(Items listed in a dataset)
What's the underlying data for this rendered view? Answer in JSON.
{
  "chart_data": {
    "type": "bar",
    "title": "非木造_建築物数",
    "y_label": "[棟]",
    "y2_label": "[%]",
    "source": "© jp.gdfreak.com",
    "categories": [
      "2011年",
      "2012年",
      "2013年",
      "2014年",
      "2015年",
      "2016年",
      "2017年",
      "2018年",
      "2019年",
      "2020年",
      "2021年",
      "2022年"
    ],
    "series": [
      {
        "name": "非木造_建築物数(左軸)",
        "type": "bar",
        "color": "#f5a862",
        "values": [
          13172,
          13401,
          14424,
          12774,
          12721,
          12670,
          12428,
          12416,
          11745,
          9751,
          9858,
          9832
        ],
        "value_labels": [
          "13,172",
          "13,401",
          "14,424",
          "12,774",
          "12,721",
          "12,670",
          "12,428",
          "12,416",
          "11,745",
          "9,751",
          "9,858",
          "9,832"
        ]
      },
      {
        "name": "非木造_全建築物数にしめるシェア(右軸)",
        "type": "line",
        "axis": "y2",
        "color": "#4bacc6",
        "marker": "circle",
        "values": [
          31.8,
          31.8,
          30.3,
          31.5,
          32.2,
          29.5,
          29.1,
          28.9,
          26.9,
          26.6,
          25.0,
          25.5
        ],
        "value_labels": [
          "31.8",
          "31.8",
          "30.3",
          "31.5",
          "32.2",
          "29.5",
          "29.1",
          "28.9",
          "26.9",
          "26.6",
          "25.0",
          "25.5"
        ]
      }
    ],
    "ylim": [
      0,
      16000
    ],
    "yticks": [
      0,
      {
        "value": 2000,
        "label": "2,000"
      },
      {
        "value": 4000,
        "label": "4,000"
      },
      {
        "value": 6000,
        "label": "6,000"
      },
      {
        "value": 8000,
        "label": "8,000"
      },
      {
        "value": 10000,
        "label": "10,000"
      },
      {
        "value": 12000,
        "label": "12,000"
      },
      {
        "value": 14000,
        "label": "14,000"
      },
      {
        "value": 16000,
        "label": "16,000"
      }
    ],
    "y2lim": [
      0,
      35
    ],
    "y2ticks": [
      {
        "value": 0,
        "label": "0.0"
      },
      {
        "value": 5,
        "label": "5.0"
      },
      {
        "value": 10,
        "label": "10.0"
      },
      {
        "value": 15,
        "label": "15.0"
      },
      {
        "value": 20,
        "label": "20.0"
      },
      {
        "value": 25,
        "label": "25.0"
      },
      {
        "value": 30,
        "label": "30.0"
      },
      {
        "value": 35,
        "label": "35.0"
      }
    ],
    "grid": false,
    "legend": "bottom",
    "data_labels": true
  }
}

• Challenge:
From the first line to the last, retype the data exactly.

• Reply to the exercise:
What's the underlying data for this rendered view? Answer in JSON.
{
  "chart_data": {
    "type": "bar",
    "title": "非木造_建築物数",
    "y_label": "[棟]",
    "y2_label": "[%]",
    "source": "© jp.gdfreak.com",
    "categories": [
      "2011年",
      "2012年",
      "2013年",
      "2014年",
      "2015年",
      "2016年",
      "2017年",
      "2018年",
      "2019年",
      "2020年",
      "2021年",
      "2022年"
    ],
    "series": [
      {
        "name": "非木造_建築物数(左軸)",
        "type": "bar",
        "color": "#f5a862",
        "values": [
          13172,
          13401,
          14424,
          12774,
          12721,
          12670,
          12428,
          12416,
          11745,
          9751,
          9858,
          9832
        ],
        "value_labels": [
          "13,172",
          "13,401",
          "14,424",
          "12,774",
          "12,721",
          "12,670",
          "12,428",
          "12,416",
          "11,745",
          "9,751",
          "9,858",
          "9,832"
        ]
      },
      {
        "name": "非木造_全建築物数にしめるシェア(右軸)",
        "type": "line",
        "axis": "y2",
        "color": "#4bacc6",
        "marker": "circle",
        "values": [
          31.8,
          31.8,
          30.3,
          31.5,
          32.2,
          29.5,
          29.1,
          28.9,
          26.9,
          26.6,
          25.0,
          25.5
        ],
        "value_labels": [
          "31.8",
          "31.8",
          "30.3",
          "31.5",
          "32.2",
          "29.5",
          "29.1",
          "28.9",
          "26.9",
          "26.6",
          "25.0",
          "25.5"
        ]
      }
    ],
    "ylim": [
      0,
      16000
    ],
    "yticks": [
      0,
      {
        "value": 2000,
        "label": "2,000"
      },
      {
        "value": 4000,
        "label": "4,000"
      },
      {
        "value": 6000,
        "label": "6,000"
      },
      {
        "value": 8000,
        "label": "8,000"
      },
      {
        "value": 10000,
        "label": "10,000"
      },
      {
        "value": 12000,
        "label": "12,000"
      },
      {
        "value": 14000,
        "label": "14,000"
      },
      {
        "value": 16000,
        "label": "16,000"
      }
    ],
    "y2lim": [
      0,
      35
    ],
    "y2ticks": [
      {
        "value": 0,
        "label": "0.0"
      },
      {
        "value": 5,
        "label": "5.0"
      },
      {
        "value": 10,
        "label": "10.0"
      },
      {
        "value": 15,
        "label": "15.0"
      },
      {
        "value": 20,
        "label": "20.0"
      },
      {
        "value": 25,
        "label": "25.0"
      },
      {
        "value": 30,
        "label": "30.0"
      },
      {
        "value": 35,
        "label": "35.0"
      }
    ],
    "grid": false,
    "legend": "bottom",
    "data_labels": true
  }
}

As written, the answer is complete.